WHAT THE TASK REQUIRES:
Make an exact copy of all the records.

MATERIAL SUPPLIED:
----------

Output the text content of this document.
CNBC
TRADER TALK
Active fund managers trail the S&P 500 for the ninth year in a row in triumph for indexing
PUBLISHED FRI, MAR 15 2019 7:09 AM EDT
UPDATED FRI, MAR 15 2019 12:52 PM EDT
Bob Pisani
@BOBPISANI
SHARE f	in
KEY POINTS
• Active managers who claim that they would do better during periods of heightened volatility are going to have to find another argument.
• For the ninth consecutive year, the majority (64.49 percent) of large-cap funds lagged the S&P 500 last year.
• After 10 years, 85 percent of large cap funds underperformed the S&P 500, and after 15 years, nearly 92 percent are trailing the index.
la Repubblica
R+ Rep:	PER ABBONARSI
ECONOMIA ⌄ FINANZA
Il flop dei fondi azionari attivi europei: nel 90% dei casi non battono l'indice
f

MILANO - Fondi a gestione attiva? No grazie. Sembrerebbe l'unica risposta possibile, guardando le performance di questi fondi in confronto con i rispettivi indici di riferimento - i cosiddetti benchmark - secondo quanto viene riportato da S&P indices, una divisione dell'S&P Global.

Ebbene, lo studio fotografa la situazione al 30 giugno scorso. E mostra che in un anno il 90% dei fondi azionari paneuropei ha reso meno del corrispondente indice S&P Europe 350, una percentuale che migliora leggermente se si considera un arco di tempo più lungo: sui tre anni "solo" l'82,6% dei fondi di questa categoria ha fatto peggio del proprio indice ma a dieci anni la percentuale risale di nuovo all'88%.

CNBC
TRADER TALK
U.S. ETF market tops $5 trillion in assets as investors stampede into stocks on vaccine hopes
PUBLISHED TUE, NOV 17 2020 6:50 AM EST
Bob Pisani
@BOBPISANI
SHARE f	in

----------

EXERCISE SOLUTION:
Output the text content of this document.
CNBC
TRADER TALK
Active fund managers trail the S&P 500 for the ninth year in a row in triumph for indexing
PUBLISHED FRI, MAR 15 2019 7:09 AM EDT
UPDATED FRI, MAR 15 2019 12:52 PM EDT
Bob Pisani
@BOBPISANI
SHARE f	in
KEY POINTS
• Active managers who claim that they would do better during periods of heightened volatility are going to have to find another argument.
• For the ninth consecutive year, the majority (64.49 percent) of large-cap funds lagged the S&P 500 last year.
• After 10 years, 85 percent of large cap funds underperformed the S&P 500, and after 15 years, nearly 92 percent are trailing the index.
la Repubblica
R+ Rep:	PER ABBONARSI
ECONOMIA ⌄ FINANZA
Il flop dei fondi azionari attivi europei: nel 90% dei casi non battono l'indice
f

MILANO - Fondi a gestione attiva? No grazie. Sembrerebbe l'unica risposta possibile, guardando le performance di questi fondi in confronto con i rispettivi indici di riferimento - i cosiddetti benchmark - secondo quanto viene riportato da S&P indices, una divisione dell'S&P Global.

Ebbene, lo studio fotografa la situazione al 30 giugno scorso. E mostra che in un anno il 90% dei fondi azionari paneuropei ha reso meno del corrispondente indice S&P Europe 350, una percentuale che migliora leggermente se si considera un arco di tempo più lungo: sui tre anni "solo" l'82,6% dei fondi di questa categoria ha fatto peggio del proprio indice ma a dieci anni la percentuale risale di nuovo all'88%.

CNBC
TRADER TALK
U.S. ETF market tops $5 trillion in assets as investors stampede into stocks on vaccine hopes
PUBLISHED TUE, NOV 17 2020 6:50 AM EST
Bob Pisani
@BOBPISANI
SHARE f	in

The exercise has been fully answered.